[BRIEF] Below is a block of records; return all of them exactly, but without the images.

[RECORDS SUPPLIED]
'''
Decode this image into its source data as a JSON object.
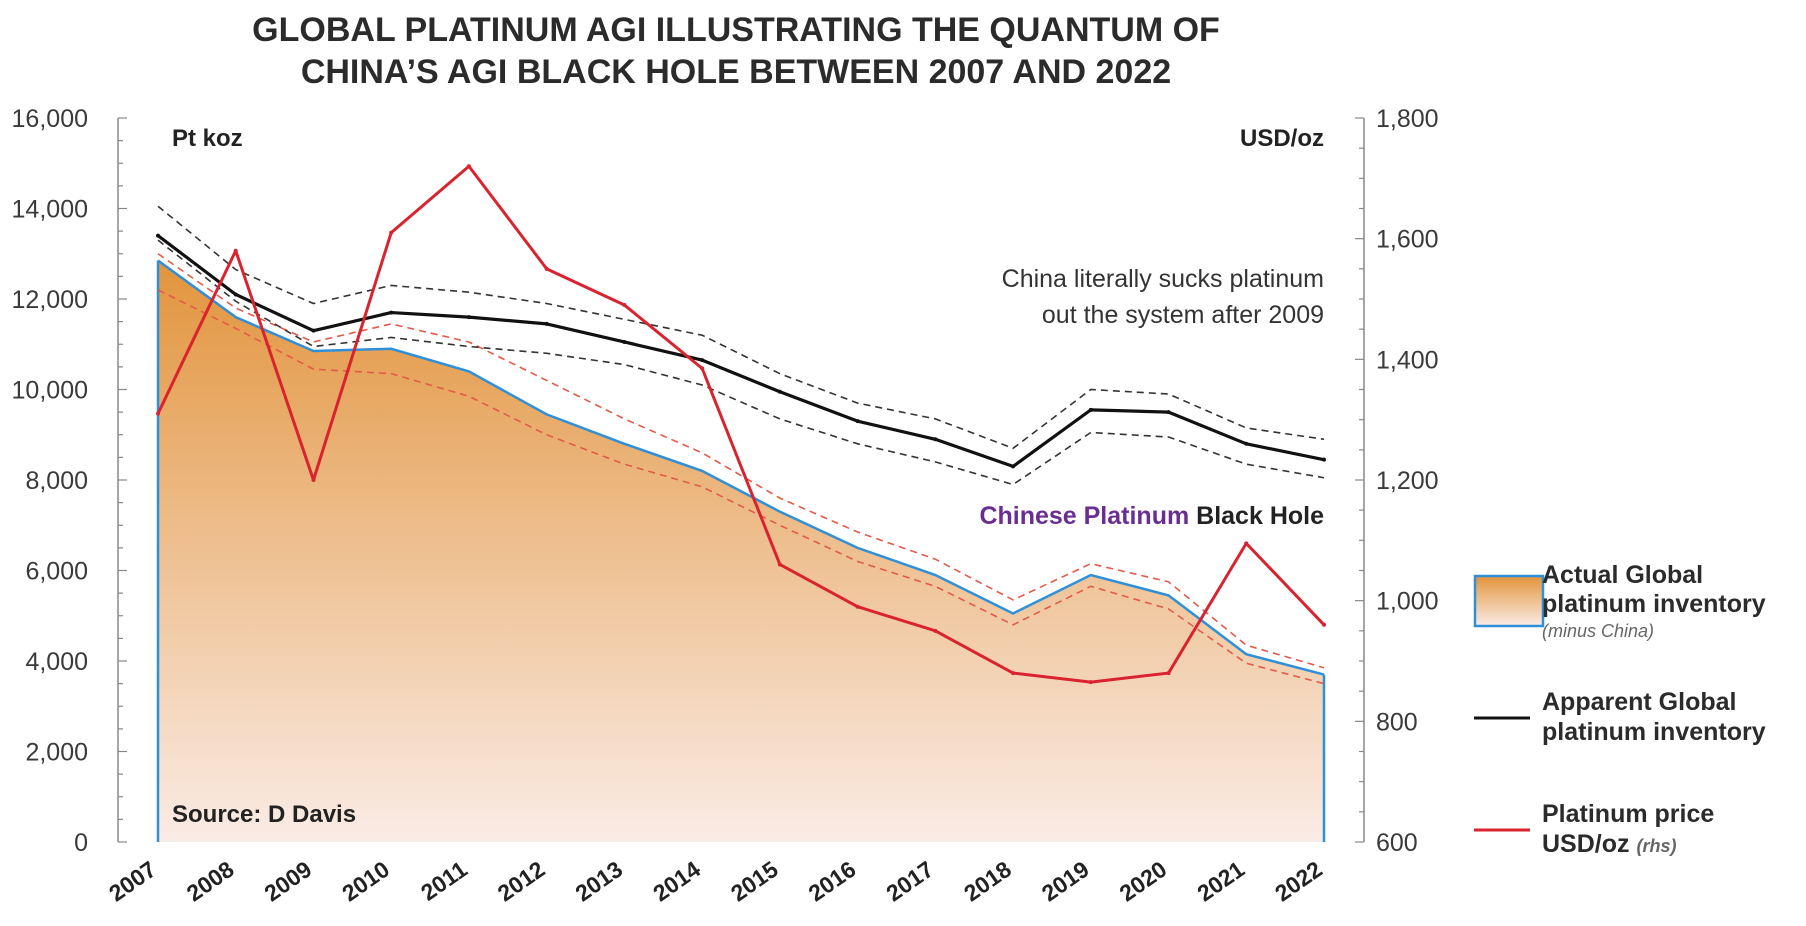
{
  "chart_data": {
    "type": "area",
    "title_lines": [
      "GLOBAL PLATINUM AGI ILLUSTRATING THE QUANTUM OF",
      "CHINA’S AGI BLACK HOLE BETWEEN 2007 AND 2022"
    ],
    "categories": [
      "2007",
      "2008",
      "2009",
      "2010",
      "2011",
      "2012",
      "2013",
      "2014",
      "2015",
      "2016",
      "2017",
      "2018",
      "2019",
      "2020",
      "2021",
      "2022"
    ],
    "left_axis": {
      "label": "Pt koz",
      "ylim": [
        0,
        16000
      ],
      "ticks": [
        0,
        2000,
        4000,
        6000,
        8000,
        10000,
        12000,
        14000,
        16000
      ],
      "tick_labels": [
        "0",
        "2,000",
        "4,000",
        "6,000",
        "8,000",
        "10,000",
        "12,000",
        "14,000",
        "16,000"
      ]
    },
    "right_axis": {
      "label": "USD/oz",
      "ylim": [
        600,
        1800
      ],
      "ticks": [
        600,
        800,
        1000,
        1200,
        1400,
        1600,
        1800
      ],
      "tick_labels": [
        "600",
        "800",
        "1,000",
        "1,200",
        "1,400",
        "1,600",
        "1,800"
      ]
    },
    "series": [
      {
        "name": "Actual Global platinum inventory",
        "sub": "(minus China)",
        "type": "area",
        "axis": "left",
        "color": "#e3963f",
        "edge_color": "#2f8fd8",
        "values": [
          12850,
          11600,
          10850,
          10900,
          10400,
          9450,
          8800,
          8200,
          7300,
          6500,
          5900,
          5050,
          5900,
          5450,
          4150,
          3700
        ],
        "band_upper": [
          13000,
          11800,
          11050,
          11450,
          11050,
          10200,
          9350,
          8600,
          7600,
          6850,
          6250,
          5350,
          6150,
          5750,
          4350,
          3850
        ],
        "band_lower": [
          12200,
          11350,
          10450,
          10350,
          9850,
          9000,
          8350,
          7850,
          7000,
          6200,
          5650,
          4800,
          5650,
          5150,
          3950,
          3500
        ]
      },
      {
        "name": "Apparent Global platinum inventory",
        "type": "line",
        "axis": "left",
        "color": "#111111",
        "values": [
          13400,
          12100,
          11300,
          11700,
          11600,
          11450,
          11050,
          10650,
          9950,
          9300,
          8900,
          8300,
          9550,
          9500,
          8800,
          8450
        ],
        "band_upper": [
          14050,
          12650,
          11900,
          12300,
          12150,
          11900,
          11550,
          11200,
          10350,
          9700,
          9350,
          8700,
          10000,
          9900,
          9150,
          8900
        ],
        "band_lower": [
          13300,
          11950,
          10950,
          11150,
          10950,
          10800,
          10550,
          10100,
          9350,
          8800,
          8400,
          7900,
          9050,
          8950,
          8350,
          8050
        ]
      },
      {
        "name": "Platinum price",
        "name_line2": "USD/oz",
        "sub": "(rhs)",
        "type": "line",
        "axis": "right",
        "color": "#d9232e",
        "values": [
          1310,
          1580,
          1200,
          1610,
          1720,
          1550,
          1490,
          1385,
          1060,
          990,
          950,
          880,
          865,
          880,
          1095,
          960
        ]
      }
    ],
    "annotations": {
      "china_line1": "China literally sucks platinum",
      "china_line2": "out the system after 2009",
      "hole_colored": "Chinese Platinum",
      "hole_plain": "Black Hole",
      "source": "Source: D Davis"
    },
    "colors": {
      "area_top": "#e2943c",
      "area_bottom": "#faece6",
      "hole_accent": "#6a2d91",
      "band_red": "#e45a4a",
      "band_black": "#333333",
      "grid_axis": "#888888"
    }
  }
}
'''
[WORKED SOLUTION]
Decode this image into its source data as a JSON object.
{
  "chart_data": {
    "type": "area",
    "title_lines": [
      "GLOBAL PLATINUM AGI ILLUSTRATING THE QUANTUM OF",
      "CHINA’S AGI BLACK HOLE BETWEEN 2007 AND 2022"
    ],
    "categories": [
      "2007",
      "2008",
      "2009",
      "2010",
      "2011",
      "2012",
      "2013",
      "2014",
      "2015",
      "2016",
      "2017",
      "2018",
      "2019",
      "2020",
      "2021",
      "2022"
    ],
    "left_axis": {
      "label": "Pt koz",
      "ylim": [
        0,
        16000
      ],
      "ticks": [
        0,
        2000,
        4000,
        6000,
        8000,
        10000,
        12000,
        14000,
        16000
      ],
      "tick_labels": [
        "0",
        "2,000",
        "4,000",
        "6,000",
        "8,000",
        "10,000",
        "12,000",
        "14,000",
        "16,000"
      ]
    },
    "right_axis": {
      "label": "USD/oz",
      "ylim": [
        600,
        1800
      ],
      "ticks": [
        600,
        800,
        1000,
        1200,
        1400,
        1600,
        1800
      ],
      "tick_labels": [
        "600",
        "800",
        "1,000",
        "1,200",
        "1,400",
        "1,600",
        "1,800"
      ]
    },
    "series": [
      {
        "name": "Actual Global platinum inventory",
        "sub": "(minus China)",
        "type": "area",
        "axis": "left",
        "color": "#e3963f",
        "edge_color": "#2f8fd8",
        "values": [
          12850,
          11600,
          10850,
          10900,
          10400,
          9450,
          8800,
          8200,
          7300,
          6500,
          5900,
          5050,
          5900,
          5450,
          4150,
          3700
        ],
        "band_upper": [
          13000,
          11800,
          11050,
          11450,
          11050,
          10200,
          9350,
          8600,
          7600,
          6850,
          6250,
          5350,
          6150,
          5750,
          4350,
          3850
        ],
        "band_lower": [
          12200,
          11350,
          10450,
          10350,
          9850,
          9000,
          8350,
          7850,
          7000,
          6200,
          5650,
          4800,
          5650,
          5150,
          3950,
          3500
        ]
      },
      {
        "name": "Apparent Global platinum inventory",
        "type": "line",
        "axis": "left",
        "color": "#111111",
        "values": [
          13400,
          12100,
          11300,
          11700,
          11600,
          11450,
          11050,
          10650,
          9950,
          9300,
          8900,
          8300,
          9550,
          9500,
          8800,
          8450
        ],
        "band_upper": [
          14050,
          12650,
          11900,
          12300,
          12150,
          11900,
          11550,
          11200,
          10350,
          9700,
          9350,
          8700,
          10000,
          9900,
          9150,
          8900
        ],
        "band_lower": [
          13300,
          11950,
          10950,
          11150,
          10950,
          10800,
          10550,
          10100,
          9350,
          8800,
          8400,
          7900,
          9050,
          8950,
          8350,
          8050
        ]
      },
      {
        "name": "Platinum price",
        "name_line2": "USD/oz",
        "sub": "(rhs)",
        "type": "line",
        "axis": "right",
        "color": "#d9232e",
        "values": [
          1310,
          1580,
          1200,
          1610,
          1720,
          1550,
          1490,
          1385,
          1060,
          990,
          950,
          880,
          865,
          880,
          1095,
          960
        ]
      }
    ],
    "annotations": {
      "china_line1": "China literally sucks platinum",
      "china_line2": "out the system after 2009",
      "hole_colored": "Chinese Platinum",
      "hole_plain": "Black Hole",
      "source": "Source: D Davis"
    },
    "colors": {
      "area_top": "#e2943c",
      "area_bottom": "#faece6",
      "hole_accent": "#6a2d91",
      "band_red": "#e45a4a",
      "band_black": "#333333",
      "grid_axis": "#888888"
    }
  }
}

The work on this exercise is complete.